Brano estratto:
• • • • • • •

Che lo facciano Ada Colau o persone che si definiscono di sinistra invece è una vergogna.

È una vergogna e una gravissima irresponsabilità politica che persone arrivate alle istituzioni grazie alla promessa di “restituirle alla cittadinanza” convochino conferenze stampa in cui definiscono tentativo di omicidio una innocua fiammata su un automezzo blindato della polizia nell’ambito di una manifestazione in difesa della libertà di espressione (contro l’arresto del rapper Pablo Hasel – tuttora in carcere-), e perseguitino poi un gruppo di giovani anarchici italiani mediante i servizi giuridici del comune di Barcellona, che ne hanno evitato finora la scarcerazione. E che ora gli stessi personaggi chiedano il rispetto assoluto e dogmatico della presunzione di innocenza (e di qualità democratica) dei servizi segreti del regno, o della Guardia Civile. Ricordiamo en passant il silenzio che la sindaca femminista ed ex squatter ha condiviso l’estate scorsa con media, istituzioni e partiti sulle denunce di torture a sfondo sessuali formulate di fronte all’Audiencia Nacional da due avvocate basche, imputate per aver difeso membri dell’ETA (gli slogan ”sorella io si ti credo” e “se attaccano una ci attaccano tutte” urlati con forza dalle rappresentanti della “nuova politica” alle sfilate dell’8 marzo, evidentemente non valgono quando le “sorelle attaccate” lo sono da solerti funzionari dello stato).

Con una tale sinistra, la responsabilità della bomba di piazza Fontana, che nel 1969 inaugurò con 17 vittime civili la “strategia della tensione” e la sanguinosa serie di attacchi indiscriminati contro la popolazione civile, ricadrebbe ancor oggi su Valpreda e sul movimento anarchico, Pinelli si sarebbe suicidato per il rimorso, la P2 non sarebbe mai esistita e i servizi segreti “deviati” avrebbero fatto semplicemente il lavoro che competeva loro in una democrazia “piena” “consolidata” e “magnifica”.

• • • • • • •

Materiale fornito:
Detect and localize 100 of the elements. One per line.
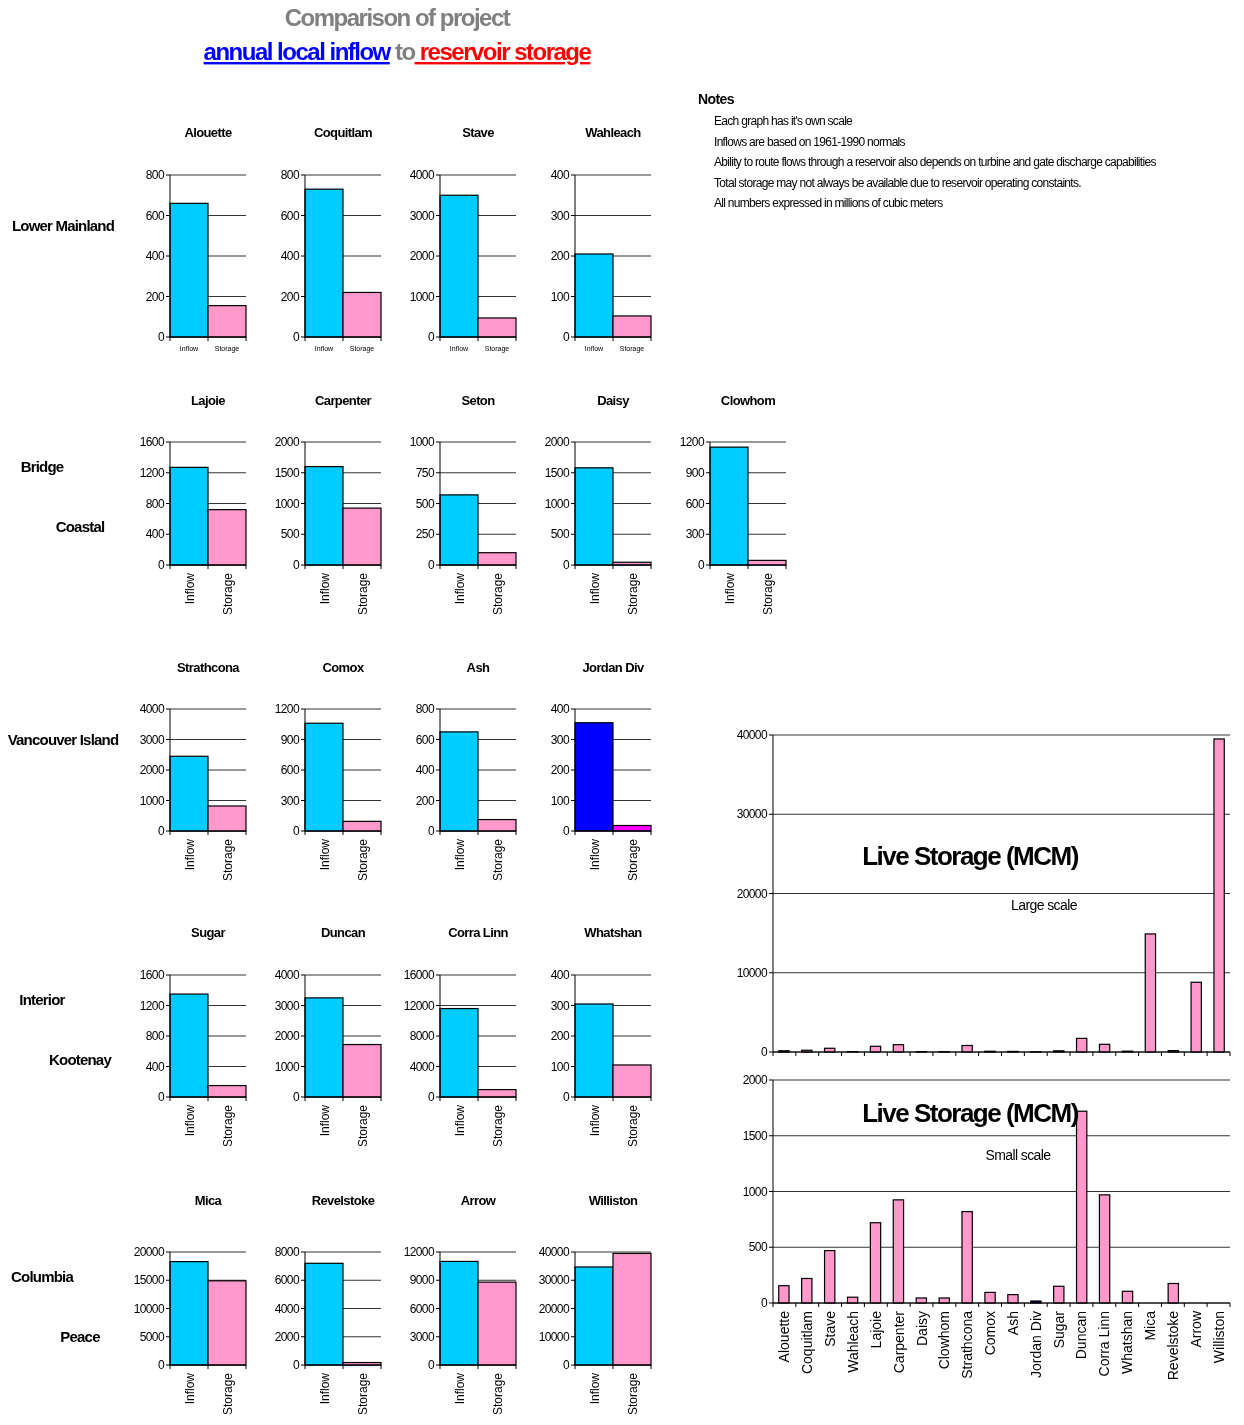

• • • • • • •

Istruzione scritta 1: Traduci in inglese la prima frase del brano su Ada Colau e la sinistra: "Che lo facciano Ada Colau o persone che si definiscono di sinistra invece è una vergogna."
Istruzione scritta 2: Scrivi il seguito del brano su Ada Colau e la sinistra, cominciando subito dopo la sua ultima frase.
Il materiale non ha alcun legame con il brano.

Risposta scritta 1: That Ada Colau or people who call themselves left-wing are doing it, on the other hand, is a disgrace.

Risposta scritta 2:
Se non fosse stato per il tenace impegno di una miriade di associazioni, collettivi, artisti, giornalisti e di tutto il “popolo di sinistra” sarebbe prevalsa la versione ufficiale (anche allora la stampa e i politici conservatori definivano sospetti e denunce sull’operato dei corpi di sicurezza come incredibili, assurdi, insinuazioni senza prove) e la verità non sarebbe mai venuta fuori.

Molti di quei crimini sono rimasti impuniti, perché le istituzioni della Repubblica Italiana (quella della “costituzione più bella del mondo” – Benigni dixit -) hanno insabbiato, depistato, protetto autori e soprattutto mandanti ma, grazie alla lotta di tanti, alla fine la verità politica si è imposta e gli attentati di Milano, Bologna, Italicus, Brescia possono essere definiti pubblicamente “stragi di stato”.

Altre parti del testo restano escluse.